- **Task directions**
Would you give the number of lines below in which the string "kosten" appears? Nothing else is needed.

Figure dataset records:

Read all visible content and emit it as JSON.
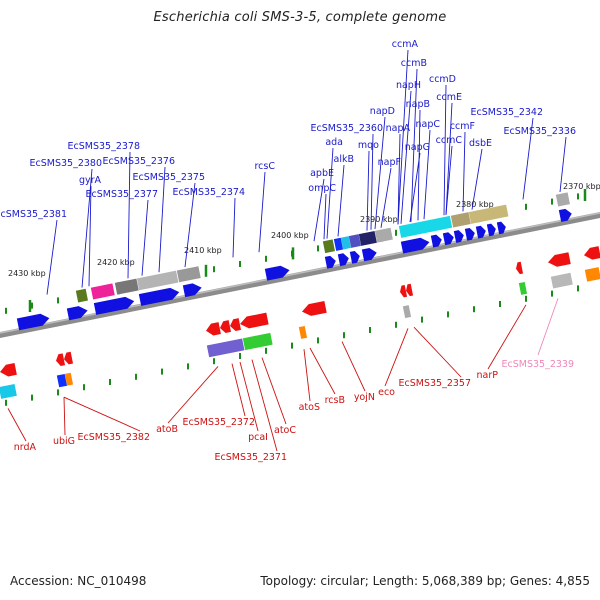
{
  "title": "Escherichia coli SMS-3-5, complete genome",
  "footer": {
    "accession": "Accession: NC_010498",
    "stats": "Topology: circular; Length: 5,068,389 bp; Genes: 4,855"
  },
  "colors": {
    "forward_label": "#1a1acc",
    "reverse_label": "#cc1111",
    "pseudo_label": "#ee88bb",
    "backbone": "#888888",
    "tick": "#1a8a1a"
  },
  "ticks": [
    {
      "label": "2370 kbp"
    },
    {
      "label": "2380 kbp"
    },
    {
      "label": "2390 kbp"
    },
    {
      "label": "2400 kbp"
    },
    {
      "label": "2410 kbp"
    },
    {
      "label": "2420 kbp"
    },
    {
      "label": "2430 kbp"
    }
  ],
  "forward_genes": [
    {
      "name": "ccmA"
    },
    {
      "name": "ccmB"
    },
    {
      "name": "ccmD"
    },
    {
      "name": "napH"
    },
    {
      "name": "ccmE"
    },
    {
      "name": "napB"
    },
    {
      "name": "EcSMS35_2342"
    },
    {
      "name": "napC"
    },
    {
      "name": "ccmF"
    },
    {
      "name": "napD"
    },
    {
      "name": "ccmC"
    },
    {
      "name": "napA"
    },
    {
      "name": "dsbE"
    },
    {
      "name": "EcSMS35_2336"
    },
    {
      "name": "EcSMS35_2360"
    },
    {
      "name": "napG"
    },
    {
      "name": "ada"
    },
    {
      "name": "mqo"
    },
    {
      "name": "napF"
    },
    {
      "name": "alkB"
    },
    {
      "name": "ompC"
    },
    {
      "name": "apbE"
    },
    {
      "name": "rcsC"
    },
    {
      "name": "EcSMS35_2378"
    },
    {
      "name": "EcSMS35_2380"
    },
    {
      "name": "EcSMS35_2376"
    },
    {
      "name": "gyrA"
    },
    {
      "name": "EcSMS35_2375"
    },
    {
      "name": "EcSMS35_2377"
    },
    {
      "name": "EcSMS35_2374"
    },
    {
      "name": "EcSMS35_2381"
    }
  ],
  "reverse_genes": [
    {
      "name": "nrdA"
    },
    {
      "name": "ubiG"
    },
    {
      "name": "EcSMS35_2382"
    },
    {
      "name": "atoB"
    },
    {
      "name": "EcSMS35_2372"
    },
    {
      "name": "pcaI"
    },
    {
      "name": "EcSMS35_2371"
    },
    {
      "name": "atoC"
    },
    {
      "name": "atoS"
    },
    {
      "name": "rcsB"
    },
    {
      "name": "yojN"
    },
    {
      "name": "eco"
    },
    {
      "name": "EcSMS35_2357"
    },
    {
      "name": "narP"
    }
  ],
  "pseudo_genes": [
    {
      "name": "EcSMS35_2339"
    }
  ]
}
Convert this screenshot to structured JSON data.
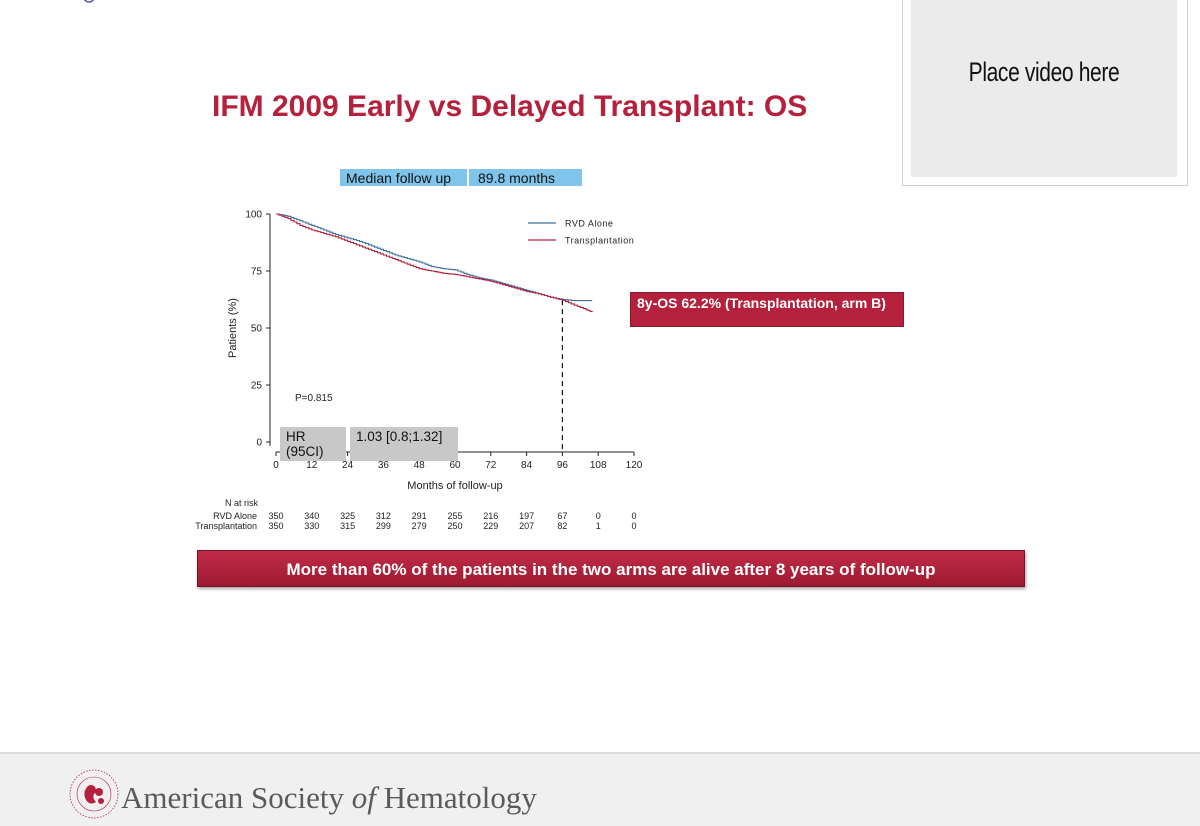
{
  "slide": {
    "title": "IFM 2009 Early vs Delayed Transplant: OS",
    "median_followup": {
      "label": "Median follow up",
      "value": "89.8 months"
    },
    "p_value": "P=0.815",
    "hr": {
      "label": "HR (95CI)",
      "value": "1.03 [0.8;1.32]"
    },
    "callout": "8y-OS 62.2% (Transplantation, arm B)",
    "banner": "More than 60% of the patients in the two arms are alive after 8 years of follow-up"
  },
  "video": {
    "placeholder": "Place video here"
  },
  "footer": {
    "org_prefix": "American Society ",
    "org_of": "of",
    "org_suffix": " Hematology"
  },
  "chart_data": {
    "type": "line",
    "title": "",
    "xlabel": "Months of follow-up",
    "ylabel": "Patients (%)",
    "xlim": [
      0,
      120
    ],
    "ylim": [
      0,
      100
    ],
    "x_ticks": [
      0,
      12,
      24,
      36,
      48,
      60,
      72,
      84,
      96,
      108,
      120
    ],
    "y_ticks": [
      0,
      25,
      50,
      75,
      100
    ],
    "reference_x": 96,
    "legend_position": "top-right",
    "series": [
      {
        "name": "RVD Alone",
        "color": "#3a6f9e",
        "x": [
          0,
          4,
          8,
          12,
          16,
          20,
          24,
          28,
          32,
          36,
          40,
          44,
          48,
          52,
          56,
          60,
          64,
          68,
          72,
          76,
          80,
          84,
          88,
          92,
          96,
          100,
          104,
          106
        ],
        "y": [
          100,
          99,
          97,
          95,
          93,
          91,
          89.5,
          88,
          86,
          84,
          82,
          80.5,
          79,
          77,
          76,
          75.5,
          73.5,
          72,
          71,
          69.5,
          68,
          66.5,
          65,
          63.5,
          62.5,
          62,
          62,
          62
        ]
      },
      {
        "name": "Transplantation",
        "color": "#b5203c",
        "x": [
          0,
          4,
          8,
          12,
          16,
          20,
          24,
          28,
          32,
          36,
          40,
          44,
          48,
          52,
          56,
          60,
          64,
          68,
          72,
          76,
          80,
          84,
          88,
          92,
          96,
          100,
          104,
          106
        ],
        "y": [
          100,
          98,
          95,
          93,
          91.5,
          90,
          88,
          86,
          84,
          82,
          80,
          78,
          76,
          75,
          74,
          73.5,
          72.5,
          71.5,
          70.5,
          69,
          67.5,
          66,
          65,
          63.5,
          62.2,
          60,
          58,
          57
        ]
      }
    ],
    "risk_table": {
      "header": "N at risk",
      "rows": [
        {
          "label": "RVD Alone",
          "values": [
            350,
            340,
            325,
            312,
            291,
            255,
            216,
            197,
            67,
            0,
            0
          ]
        },
        {
          "label": "Transplantation",
          "values": [
            350,
            330,
            315,
            299,
            279,
            250,
            229,
            207,
            82,
            1,
            0
          ]
        }
      ]
    }
  }
}
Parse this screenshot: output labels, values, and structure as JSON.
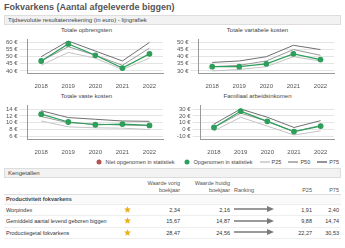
{
  "title": "Fokvarkens (Aantal afgeleverde biggen)",
  "section_title": "Tijdsevolutie resultatenrekening (in euro) - lijngrafiek",
  "chart_data": [
    {
      "type": "line",
      "title": "Totale opbrengsten",
      "categories": [
        "2018",
        "2019",
        "2020",
        "2021",
        "2022"
      ],
      "series": [
        {
          "name": "Niet opgenomen in statistiek",
          "color": "#b5524b",
          "marker": "circle",
          "line_style": "solid",
          "values": [
            null,
            null,
            null,
            null,
            null
          ]
        },
        {
          "name": "Opgenomen in statistiek",
          "color": "#2e9e5b",
          "marker": "circle",
          "line_style": "solid",
          "values": [
            47,
            59,
            51,
            42,
            52
          ]
        },
        {
          "name": "P25",
          "color": "#c4c4c4",
          "line_style": "solid",
          "values": [
            44,
            53,
            49,
            41,
            49
          ]
        },
        {
          "name": "P50",
          "color": "#9a9a9a",
          "line_style": "solid",
          "values": [
            47,
            57,
            51,
            44,
            56
          ]
        },
        {
          "name": "P75",
          "color": "#707070",
          "line_style": "solid",
          "values": [
            50,
            61,
            54,
            47,
            60
          ]
        }
      ],
      "ylim": [
        38,
        62
      ],
      "yticks": [
        {
          "value": 40,
          "label": "40 €"
        },
        {
          "value": 45,
          "label": "45 €"
        },
        {
          "value": 50,
          "label": "50 €"
        },
        {
          "value": 55,
          "label": "55 €"
        },
        {
          "value": 60,
          "label": "60 €"
        }
      ],
      "grid": true
    },
    {
      "type": "line",
      "title": "Totale variabele kosten",
      "categories": [
        "2018",
        "2019",
        "2020",
        "2021",
        "2022"
      ],
      "series": [
        {
          "name": "Niet opgenomen in statistiek",
          "color": "#b5524b",
          "marker": "circle",
          "line_style": "solid",
          "values": [
            null,
            null,
            null,
            null,
            null
          ]
        },
        {
          "name": "Opgenomen in statistiek",
          "color": "#2e9e5b",
          "marker": "circle",
          "line_style": "solid",
          "values": [
            33,
            33,
            35,
            42,
            38
          ]
        },
        {
          "name": "P25",
          "color": "#c4c4c4",
          "line_style": "solid",
          "values": [
            30,
            31,
            33,
            40,
            37
          ]
        },
        {
          "name": "P50",
          "color": "#9a9a9a",
          "line_style": "solid",
          "values": [
            33,
            34,
            37,
            45,
            41
          ]
        },
        {
          "name": "P75",
          "color": "#707070",
          "line_style": "solid",
          "values": [
            36,
            37,
            40,
            48,
            45
          ]
        }
      ],
      "ylim": [
        28,
        52
      ],
      "yticks": [
        {
          "value": 30,
          "label": "30 €"
        },
        {
          "value": 35,
          "label": "35 €"
        },
        {
          "value": 40,
          "label": "40 €"
        },
        {
          "value": 45,
          "label": "45 €"
        },
        {
          "value": 50,
          "label": "50 €"
        }
      ],
      "grid": true
    },
    {
      "type": "line",
      "title": "Totale vaste kosten",
      "categories": [
        "2018",
        "2019",
        "2020",
        "2021",
        "2022"
      ],
      "series": [
        {
          "name": "Niet opgenomen in statistiek",
          "color": "#b5524b",
          "marker": "circle",
          "line_style": "solid",
          "values": [
            null,
            null,
            null,
            null,
            null
          ]
        },
        {
          "name": "Opgenomen in statistiek",
          "color": "#2e9e5b",
          "marker": "circle",
          "line_style": "solid",
          "values": [
            12.5,
            10.2,
            9.4,
            9.6,
            9.2
          ]
        },
        {
          "name": "P25",
          "color": "#c4c4c4",
          "line_style": "solid",
          "values": [
            10.5,
            8.8,
            8.5,
            8.4,
            8.0
          ]
        },
        {
          "name": "P50",
          "color": "#9a9a9a",
          "line_style": "solid",
          "values": [
            11.8,
            10,
            9.6,
            9.3,
            9.2
          ]
        },
        {
          "name": "P75",
          "color": "#707070",
          "line_style": "solid",
          "values": [
            13.5,
            11.5,
            11,
            10.5,
            10.4
          ]
        }
      ],
      "ylim": [
        5,
        15
      ],
      "yticks": [
        {
          "value": 6,
          "label": "6 €"
        },
        {
          "value": 8,
          "label": "8 €"
        },
        {
          "value": 10,
          "label": "10 €"
        },
        {
          "value": 12,
          "label": "12 €"
        },
        {
          "value": 14,
          "label": "14 €"
        }
      ],
      "grid": true
    },
    {
      "type": "line",
      "title": "Familiaal arbeidsinkomen",
      "categories": [
        "2018",
        "2019",
        "2020",
        "2021",
        "2022"
      ],
      "series": [
        {
          "name": "Niet opgenomen in statistiek",
          "color": "#b5524b",
          "marker": "circle",
          "line_style": "solid",
          "values": [
            null,
            null,
            null,
            null,
            null
          ]
        },
        {
          "name": "Opgenomen in statistiek",
          "color": "#2e9e5b",
          "marker": "circle",
          "line_style": "solid",
          "values": [
            3,
            27,
            12,
            -3,
            5
          ]
        },
        {
          "name": "P25",
          "color": "#c4c4c4",
          "line_style": "solid",
          "values": [
            -2,
            18,
            5,
            -8,
            -2
          ]
        },
        {
          "name": "P50",
          "color": "#9a9a9a",
          "line_style": "solid",
          "values": [
            3,
            24,
            12,
            -3,
            6
          ]
        },
        {
          "name": "P75",
          "color": "#707070",
          "line_style": "solid",
          "values": [
            8,
            30,
            18,
            3,
            13
          ]
        }
      ],
      "ylim": [
        -15,
        35
      ],
      "yticks": [
        {
          "value": -10,
          "label": "-10 €"
        },
        {
          "value": 0,
          "label": "0 €"
        },
        {
          "value": 10,
          "label": "10 €"
        },
        {
          "value": 20,
          "label": "20 €"
        },
        {
          "value": 30,
          "label": "30 €"
        }
      ],
      "grid": true
    }
  ],
  "table": {
    "title": "Kengetallen",
    "columns": [
      "Waarde vorig boekjaar",
      "Waarde huidig boekjaar",
      "Ranking",
      "P25",
      "P75"
    ],
    "group": "Productiviteit fokvarkens",
    "rows": [
      {
        "label": "Worpindex",
        "cells": [
          "2,34",
          "2,16",
          "1,91",
          "2,40"
        ]
      },
      {
        "label": "Gemiddeld aantal levend geboren biggen",
        "cells": [
          "15,67",
          "14,87",
          "9,88",
          "14,74"
        ]
      },
      {
        "label": "Productiegetal fokvarkens",
        "cells": [
          "28,47",
          "24,56",
          "22,27",
          "30,53"
        ]
      }
    ]
  }
}
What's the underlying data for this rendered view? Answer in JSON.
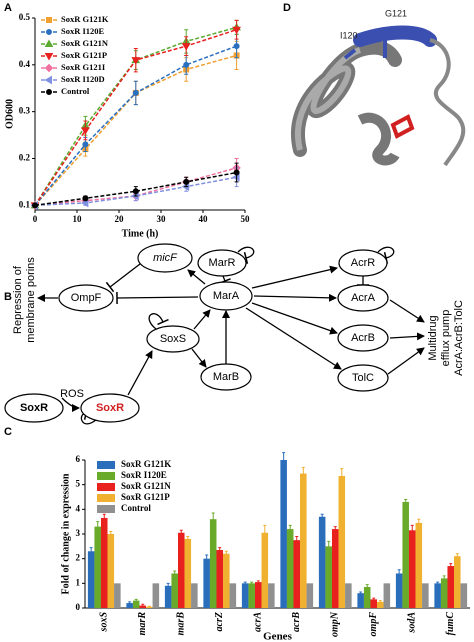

- **Solution**
2